** BEGIN INPUT ROWS **

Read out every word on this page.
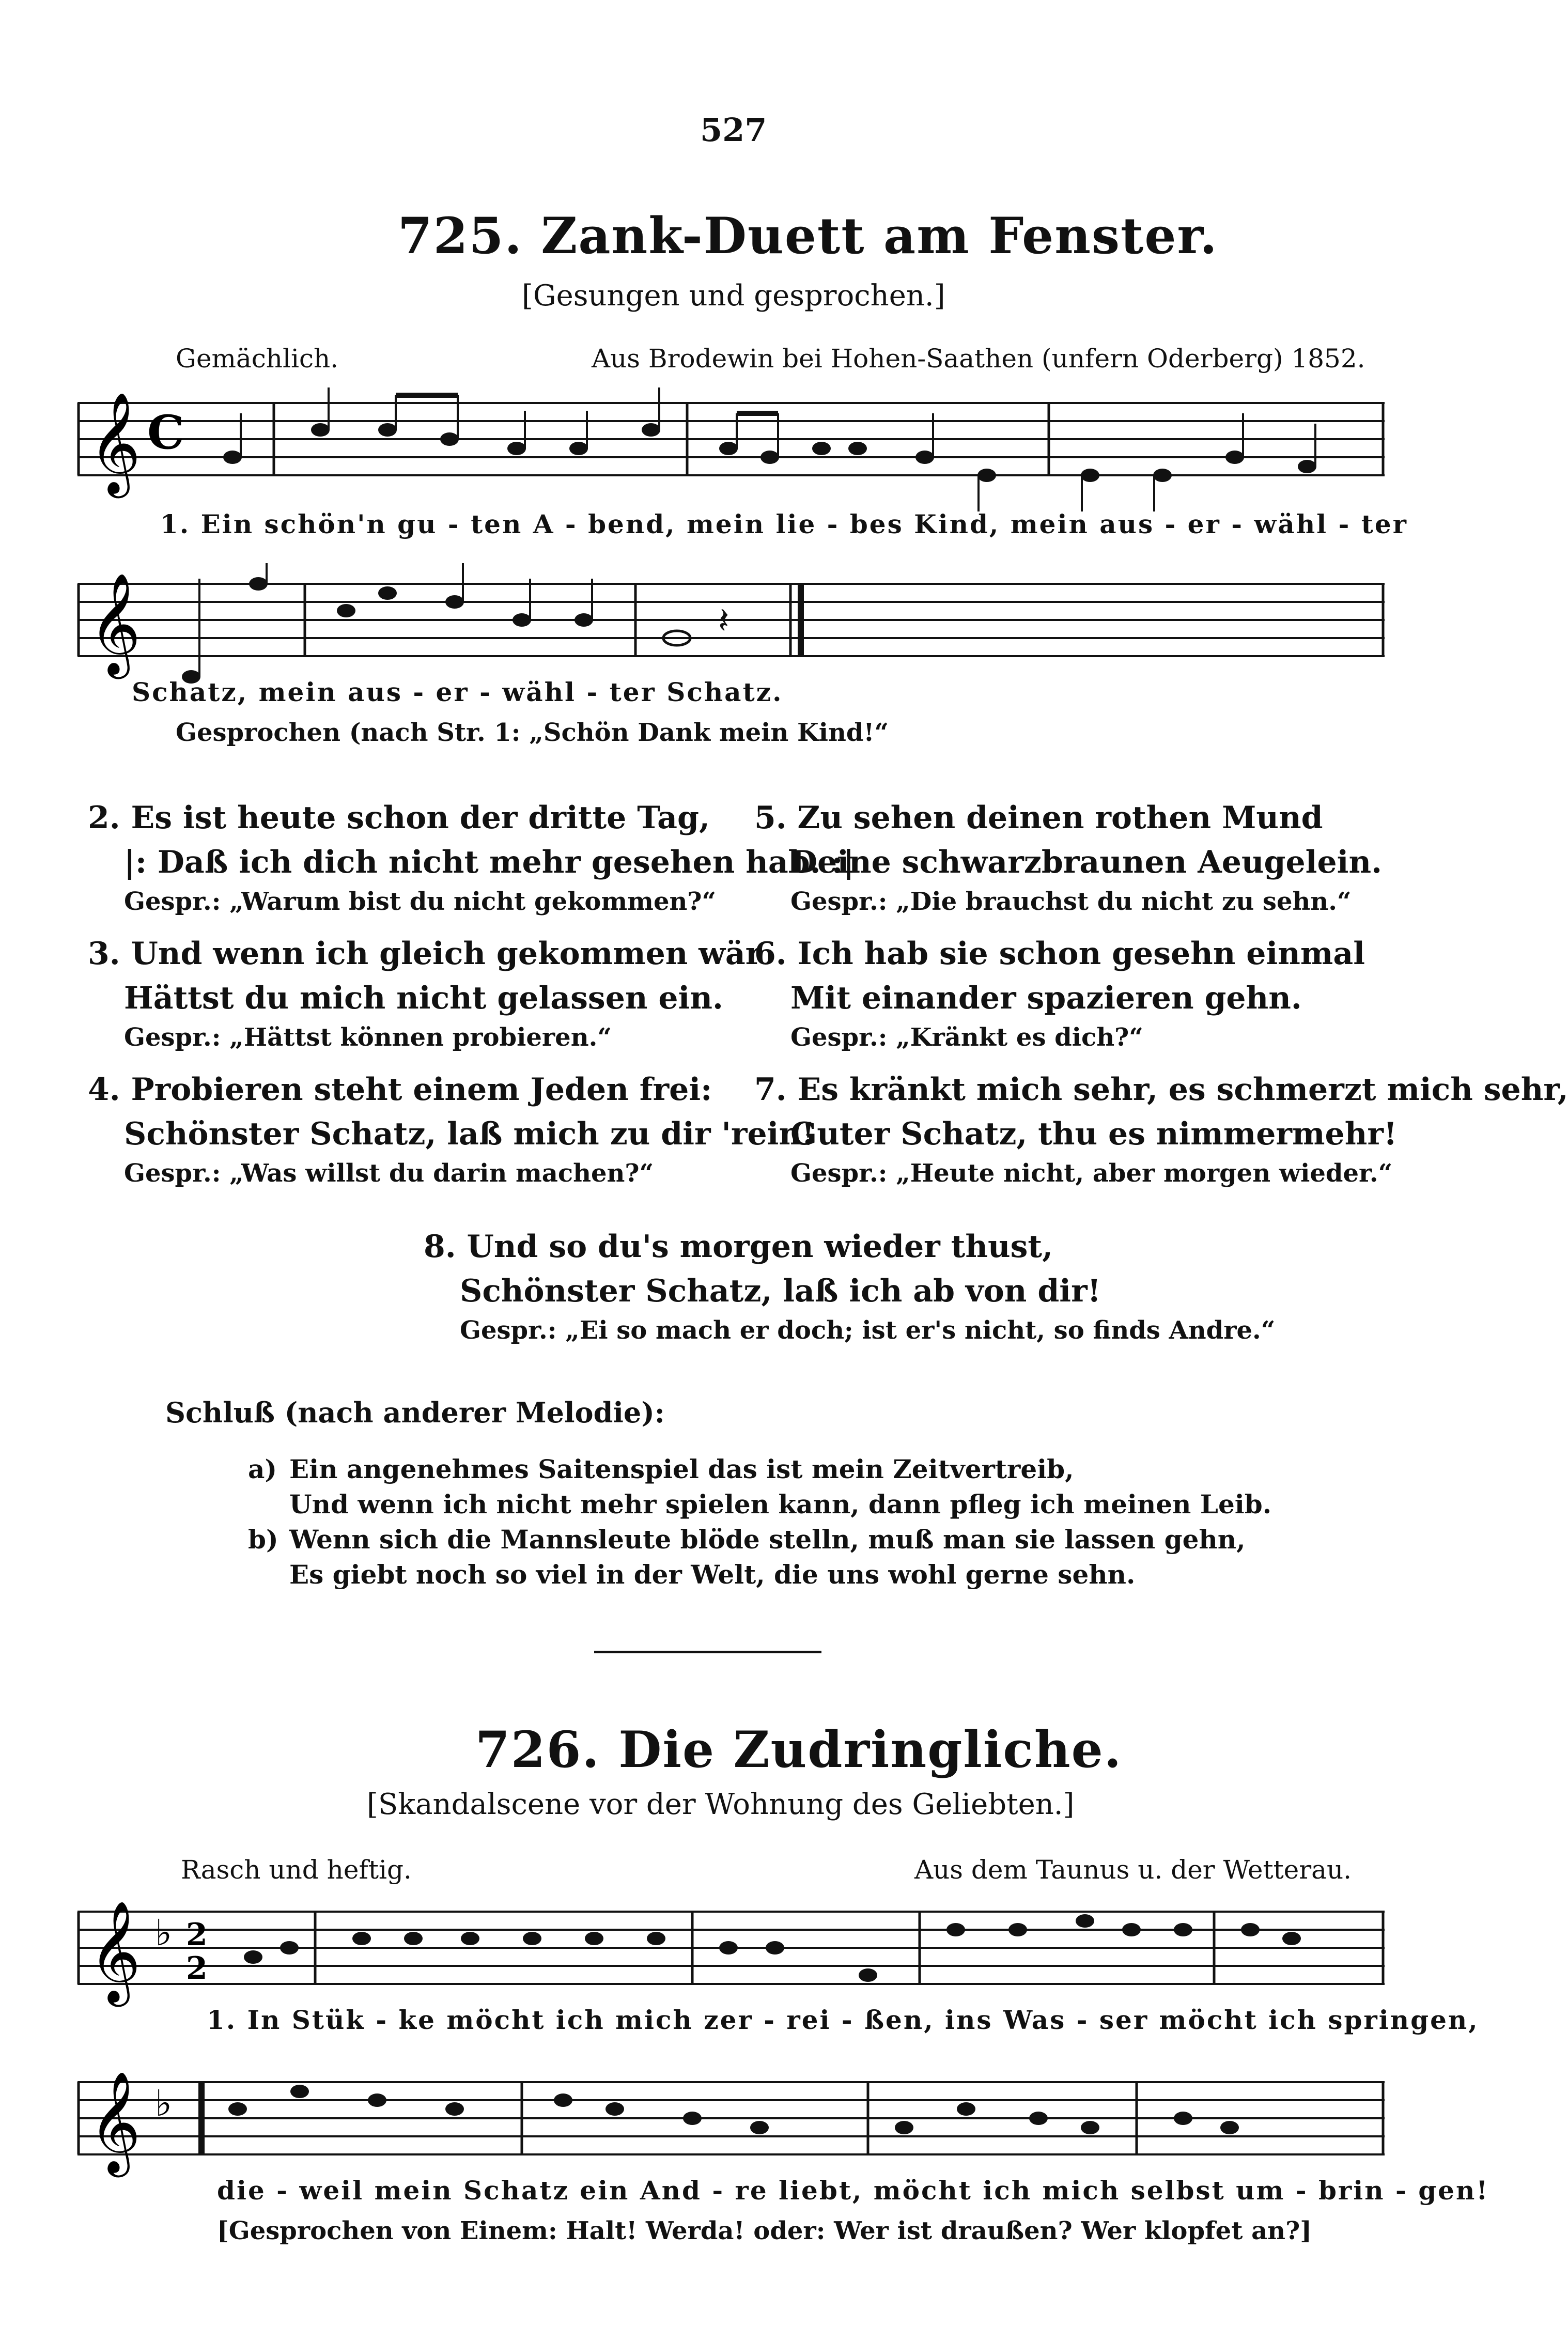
527
725. Zank-Duett am Fenster.
[Gesungen und gesprochen.]
Gemächlich.	Aus Brodewin bei Hohen-Saathen (unfern Oderberg) 1852.
𝄞 C
1. Ein schön'n gu - ten A - bend, mein lie - bes Kind, mein aus - er - wähl - ter
𝄞	𝄽
Schatz, mein aus - er - wähl - ter Schatz.
Gesprochen (nach Str. 1: „Schön Dank mein Kind!“
2. Es ist heute schon der dritte Tag,
|: Daß ich dich nicht mehr gesehen hab. :|
Gespr.: „Warum bist du nicht gekommen?“
3. Und wenn ich gleich gekommen wär
Hättst du mich nicht gelassen ein.
Gespr.: „Hättst können probieren.“
4. Probieren steht einem Jeden frei:
Schönster Schatz, laß mich zu dir 'rein!
Gespr.: „Was willst du darin machen?“
5. Zu sehen deinen rothen Mund
Deine schwarzbraunen Aeugelein.
Gespr.: „Die brauchst du nicht zu sehn.“
6. Ich hab sie schon gesehn einmal
Mit einander spazieren gehn.
Gespr.: „Kränkt es dich?“
7. Es kränkt mich sehr, es schmerzt mich sehr,
Guter Schatz, thu es nimmermehr!
Gespr.: „Heute nicht, aber morgen wieder.“
8. Und so du's morgen wieder thust,
Schönster Schatz, laß ich ab von dir!
Gespr.: „Ei so mach er doch; ist er's nicht, so finds Andre.“
Schluß (nach anderer Melodie):
a) Ein angenehmes Saitenspiel das ist mein Zeitvertreib,
Und wenn ich nicht mehr spielen kann, dann pfleg ich meinen Leib.
b) Wenn sich die Mannsleute blöde stelln, muß man sie lassen gehn,
Es giebt noch so viel in der Welt, die uns wohl gerne sehn.
726. Die Zudringliche.
[Skandalscene vor der Wohnung des Geliebten.]
Rasch und heftig.	Aus dem Taunus u. der Wetterau.
𝄞 ♭ 2
2
1. In Stük - ke möcht ich mich zer - rei - ßen, ins Was - ser möcht ich springen,
𝄞 ♭
die - weil mein Schatz ein And - re liebt, möcht ich mich selbst um - brin - gen!
[Gesprochen von Einem: Halt! Werda! oder: Wer ist draußen? Wer klopfet an?]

** END INPUT ROWS **

■ **TASK TO COMPLETE**:
Go through the records. Copy each line where "gehn" appears.

■ **SOLVED PROBLEM**:
Mit einander spazieren gehn.
b) Wenn sich die Mannsleute blöde stelln, muß man sie lassen gehn,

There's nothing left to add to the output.